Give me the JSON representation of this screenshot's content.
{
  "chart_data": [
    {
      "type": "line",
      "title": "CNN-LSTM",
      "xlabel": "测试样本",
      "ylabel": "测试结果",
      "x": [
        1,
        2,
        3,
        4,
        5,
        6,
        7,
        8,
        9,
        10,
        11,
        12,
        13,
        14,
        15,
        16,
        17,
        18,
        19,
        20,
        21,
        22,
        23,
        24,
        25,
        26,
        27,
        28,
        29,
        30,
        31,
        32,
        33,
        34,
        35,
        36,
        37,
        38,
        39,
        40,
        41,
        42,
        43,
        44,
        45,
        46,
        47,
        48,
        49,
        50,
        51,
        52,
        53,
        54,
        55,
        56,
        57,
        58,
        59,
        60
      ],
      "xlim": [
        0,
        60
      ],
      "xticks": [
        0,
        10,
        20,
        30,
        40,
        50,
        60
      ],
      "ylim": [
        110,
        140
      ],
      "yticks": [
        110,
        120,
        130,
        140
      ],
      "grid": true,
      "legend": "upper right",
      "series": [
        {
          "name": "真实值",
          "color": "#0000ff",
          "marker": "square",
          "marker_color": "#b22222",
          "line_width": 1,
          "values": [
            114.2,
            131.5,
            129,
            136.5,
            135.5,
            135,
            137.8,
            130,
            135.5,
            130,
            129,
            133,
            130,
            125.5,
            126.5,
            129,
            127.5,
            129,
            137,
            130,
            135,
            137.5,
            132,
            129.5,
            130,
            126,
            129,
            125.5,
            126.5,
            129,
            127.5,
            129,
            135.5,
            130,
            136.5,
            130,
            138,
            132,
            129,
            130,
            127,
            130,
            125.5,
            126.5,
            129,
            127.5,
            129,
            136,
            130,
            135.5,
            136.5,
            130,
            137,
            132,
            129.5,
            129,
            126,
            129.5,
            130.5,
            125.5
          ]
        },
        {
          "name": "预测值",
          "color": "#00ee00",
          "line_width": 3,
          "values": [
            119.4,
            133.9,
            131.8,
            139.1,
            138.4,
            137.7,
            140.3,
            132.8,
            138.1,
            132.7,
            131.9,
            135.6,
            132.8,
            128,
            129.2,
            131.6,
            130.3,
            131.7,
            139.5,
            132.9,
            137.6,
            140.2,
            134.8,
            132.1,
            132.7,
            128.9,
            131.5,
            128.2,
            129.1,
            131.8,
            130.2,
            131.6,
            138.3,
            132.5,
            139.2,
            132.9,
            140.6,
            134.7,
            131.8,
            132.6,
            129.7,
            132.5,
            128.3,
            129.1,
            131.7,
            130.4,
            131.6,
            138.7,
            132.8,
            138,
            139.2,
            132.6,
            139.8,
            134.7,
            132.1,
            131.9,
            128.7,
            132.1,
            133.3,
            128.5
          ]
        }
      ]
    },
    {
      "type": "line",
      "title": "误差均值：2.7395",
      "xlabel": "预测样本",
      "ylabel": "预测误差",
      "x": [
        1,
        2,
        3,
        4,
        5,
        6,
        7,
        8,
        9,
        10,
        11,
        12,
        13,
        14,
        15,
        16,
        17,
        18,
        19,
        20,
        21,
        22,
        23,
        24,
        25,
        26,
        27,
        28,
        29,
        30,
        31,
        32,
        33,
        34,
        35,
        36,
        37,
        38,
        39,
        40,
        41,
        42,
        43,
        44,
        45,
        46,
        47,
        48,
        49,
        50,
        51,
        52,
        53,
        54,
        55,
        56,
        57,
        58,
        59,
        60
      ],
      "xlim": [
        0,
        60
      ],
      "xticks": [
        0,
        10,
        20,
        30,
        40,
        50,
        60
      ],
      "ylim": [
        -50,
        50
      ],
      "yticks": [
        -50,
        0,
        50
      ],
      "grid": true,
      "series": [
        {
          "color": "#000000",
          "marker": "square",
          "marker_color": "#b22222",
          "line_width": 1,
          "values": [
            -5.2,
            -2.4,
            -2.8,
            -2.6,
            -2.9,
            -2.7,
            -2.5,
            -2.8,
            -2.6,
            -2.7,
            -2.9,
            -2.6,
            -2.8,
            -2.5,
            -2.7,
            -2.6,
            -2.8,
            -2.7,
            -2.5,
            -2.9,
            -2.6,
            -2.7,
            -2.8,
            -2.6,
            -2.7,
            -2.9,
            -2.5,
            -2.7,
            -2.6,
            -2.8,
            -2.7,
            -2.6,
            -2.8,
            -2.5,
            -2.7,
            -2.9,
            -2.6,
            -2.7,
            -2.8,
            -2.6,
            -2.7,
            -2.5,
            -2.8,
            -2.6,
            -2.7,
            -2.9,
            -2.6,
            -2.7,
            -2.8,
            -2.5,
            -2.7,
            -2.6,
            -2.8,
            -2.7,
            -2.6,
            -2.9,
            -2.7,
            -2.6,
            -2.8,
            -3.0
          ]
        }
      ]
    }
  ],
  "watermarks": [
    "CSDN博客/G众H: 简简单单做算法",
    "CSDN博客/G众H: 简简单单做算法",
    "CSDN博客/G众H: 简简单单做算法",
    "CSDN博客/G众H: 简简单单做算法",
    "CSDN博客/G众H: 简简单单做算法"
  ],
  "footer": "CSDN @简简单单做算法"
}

****************

▶ The problem
Your task is to retype all the records above with nothing left out.

▶ Full response
Give me the JSON representation of this screenshot's content.
{
  "chart_data": [
    {
      "type": "line",
      "title": "CNN-LSTM",
      "xlabel": "测试样本",
      "ylabel": "测试结果",
      "x": [
        1,
        2,
        3,
        4,
        5,
        6,
        7,
        8,
        9,
        10,
        11,
        12,
        13,
        14,
        15,
        16,
        17,
        18,
        19,
        20,
        21,
        22,
        23,
        24,
        25,
        26,
        27,
        28,
        29,
        30,
        31,
        32,
        33,
        34,
        35,
        36,
        37,
        38,
        39,
        40,
        41,
        42,
        43,
        44,
        45,
        46,
        47,
        48,
        49,
        50,
        51,
        52,
        53,
        54,
        55,
        56,
        57,
        58,
        59,
        60
      ],
      "xlim": [
        0,
        60
      ],
      "xticks": [
        0,
        10,
        20,
        30,
        40,
        50,
        60
      ],
      "ylim": [
        110,
        140
      ],
      "yticks": [
        110,
        120,
        130,
        140
      ],
      "grid": true,
      "legend": "upper right",
      "series": [
        {
          "name": "真实值",
          "color": "#0000ff",
          "marker": "square",
          "marker_color": "#b22222",
          "line_width": 1,
          "values": [
            114.2,
            131.5,
            129,
            136.5,
            135.5,
            135,
            137.8,
            130,
            135.5,
            130,
            129,
            133,
            130,
            125.5,
            126.5,
            129,
            127.5,
            129,
            137,
            130,
            135,
            137.5,
            132,
            129.5,
            130,
            126,
            129,
            125.5,
            126.5,
            129,
            127.5,
            129,
            135.5,
            130,
            136.5,
            130,
            138,
            132,
            129,
            130,
            127,
            130,
            125.5,
            126.5,
            129,
            127.5,
            129,
            136,
            130,
            135.5,
            136.5,
            130,
            137,
            132,
            129.5,
            129,
            126,
            129.5,
            130.5,
            125.5
          ]
        },
        {
          "name": "预测值",
          "color": "#00ee00",
          "line_width": 3,
          "values": [
            119.4,
            133.9,
            131.8,
            139.1,
            138.4,
            137.7,
            140.3,
            132.8,
            138.1,
            132.7,
            131.9,
            135.6,
            132.8,
            128,
            129.2,
            131.6,
            130.3,
            131.7,
            139.5,
            132.9,
            137.6,
            140.2,
            134.8,
            132.1,
            132.7,
            128.9,
            131.5,
            128.2,
            129.1,
            131.8,
            130.2,
            131.6,
            138.3,
            132.5,
            139.2,
            132.9,
            140.6,
            134.7,
            131.8,
            132.6,
            129.7,
            132.5,
            128.3,
            129.1,
            131.7,
            130.4,
            131.6,
            138.7,
            132.8,
            138,
            139.2,
            132.6,
            139.8,
            134.7,
            132.1,
            131.9,
            128.7,
            132.1,
            133.3,
            128.5
          ]
        }
      ]
    },
    {
      "type": "line",
      "title": "误差均值：2.7395",
      "xlabel": "预测样本",
      "ylabel": "预测误差",
      "x": [
        1,
        2,
        3,
        4,
        5,
        6,
        7,
        8,
        9,
        10,
        11,
        12,
        13,
        14,
        15,
        16,
        17,
        18,
        19,
        20,
        21,
        22,
        23,
        24,
        25,
        26,
        27,
        28,
        29,
        30,
        31,
        32,
        33,
        34,
        35,
        36,
        37,
        38,
        39,
        40,
        41,
        42,
        43,
        44,
        45,
        46,
        47,
        48,
        49,
        50,
        51,
        52,
        53,
        54,
        55,
        56,
        57,
        58,
        59,
        60
      ],
      "xlim": [
        0,
        60
      ],
      "xticks": [
        0,
        10,
        20,
        30,
        40,
        50,
        60
      ],
      "ylim": [
        -50,
        50
      ],
      "yticks": [
        -50,
        0,
        50
      ],
      "grid": true,
      "series": [
        {
          "color": "#000000",
          "marker": "square",
          "marker_color": "#b22222",
          "line_width": 1,
          "values": [
            -5.2,
            -2.4,
            -2.8,
            -2.6,
            -2.9,
            -2.7,
            -2.5,
            -2.8,
            -2.6,
            -2.7,
            -2.9,
            -2.6,
            -2.8,
            -2.5,
            -2.7,
            -2.6,
            -2.8,
            -2.7,
            -2.5,
            -2.9,
            -2.6,
            -2.7,
            -2.8,
            -2.6,
            -2.7,
            -2.9,
            -2.5,
            -2.7,
            -2.6,
            -2.8,
            -2.7,
            -2.6,
            -2.8,
            -2.5,
            -2.7,
            -2.9,
            -2.6,
            -2.7,
            -2.8,
            -2.6,
            -2.7,
            -2.5,
            -2.8,
            -2.6,
            -2.7,
            -2.9,
            -2.6,
            -2.7,
            -2.8,
            -2.5,
            -2.7,
            -2.6,
            -2.8,
            -2.7,
            -2.6,
            -2.9,
            -2.7,
            -2.6,
            -2.8,
            -3.0
          ]
        }
      ]
    }
  ],
  "watermarks": [
    "CSDN博客/G众H: 简简单单做算法",
    "CSDN博客/G众H: 简简单单做算法",
    "CSDN博客/G众H: 简简单单做算法",
    "CSDN博客/G众H: 简简单单做算法",
    "CSDN博客/G众H: 简简单单做算法"
  ],
  "footer": "CSDN @简简单单做算法"
}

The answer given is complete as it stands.